Find the string "subtitle" in the entries and copy each line that has it.

(Extracted records)
>>>>
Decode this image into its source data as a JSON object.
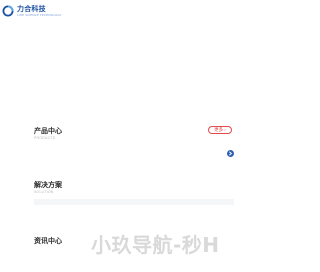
{
  "header": {
    "logo_cn": "力合科技",
    "logo_en": "LIHE SCIENCE TECHNOLOGY",
    "logo_icon": "brand-logo-icon"
  },
  "products": {
    "title": "产品中心",
    "subtitle": "PRODUCTS",
    "more_label": "更多",
    "more_icon": "chevron-right-icon",
    "nav_dot_icon": "arrow-right-icon"
  },
  "solutions": {
    "title": "解决方案",
    "subtitle": "SOLUTION"
  },
  "news": {
    "title": "资讯中心"
  },
  "watermark": {
    "text": "小玖导航-秒H"
  },
  "colors": {
    "brand_blue": "#1b4fa3",
    "accent_red": "#e24b4b",
    "dot_blue": "#2f5fb5"
  }
}
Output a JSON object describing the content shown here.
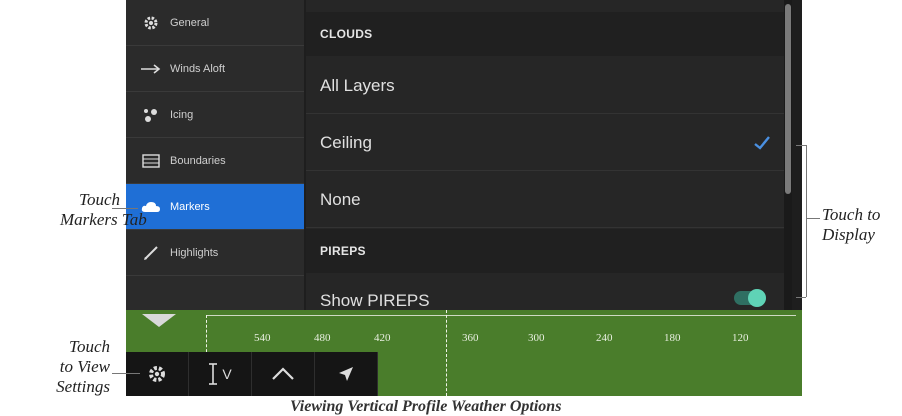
{
  "sidebar": {
    "items": [
      {
        "label": "General",
        "icon": "gear-icon"
      },
      {
        "label": "Winds Aloft",
        "icon": "arrow-right-icon"
      },
      {
        "label": "Icing",
        "icon": "icing-icon"
      },
      {
        "label": "Boundaries",
        "icon": "boundaries-icon"
      },
      {
        "label": "Markers",
        "icon": "cloud-icon",
        "active": true
      },
      {
        "label": "Highlights",
        "icon": "pencil-icon"
      }
    ]
  },
  "panel": {
    "clouds_header": "CLOUDS",
    "options": [
      {
        "label": "All Layers",
        "checked": false
      },
      {
        "label": "Ceiling",
        "checked": true
      },
      {
        "label": "None",
        "checked": false
      }
    ],
    "pireps_header": "PIREPS",
    "show_pireps_label": "Show PIREPS",
    "show_pireps_on": true
  },
  "profile": {
    "ticks": [
      "540",
      "480",
      "420",
      "360",
      "300",
      "240",
      "180",
      "120"
    ]
  },
  "toolbar": {
    "buttons": [
      "gear-icon",
      "altitude-icon",
      "profile-chevron-icon",
      "direct-to-arrow-icon"
    ],
    "altitude_label": "V"
  },
  "callouts": {
    "markers": "Touch\nMarkers Tab",
    "display": "Touch to\nDisplay",
    "settings": "Touch\nto View\nSettings"
  },
  "caption": "Viewing Vertical Profile Weather Options",
  "colors": {
    "accent": "#1f6fd6",
    "check": "#4a90e2",
    "profile": "#4a7d2b",
    "toggle": "#5fd3b6"
  }
}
<<<<
| EXERCISE OUTPUT |
    "subtitle": "PRODUCTS",
    "subtitle": "SOLUTION"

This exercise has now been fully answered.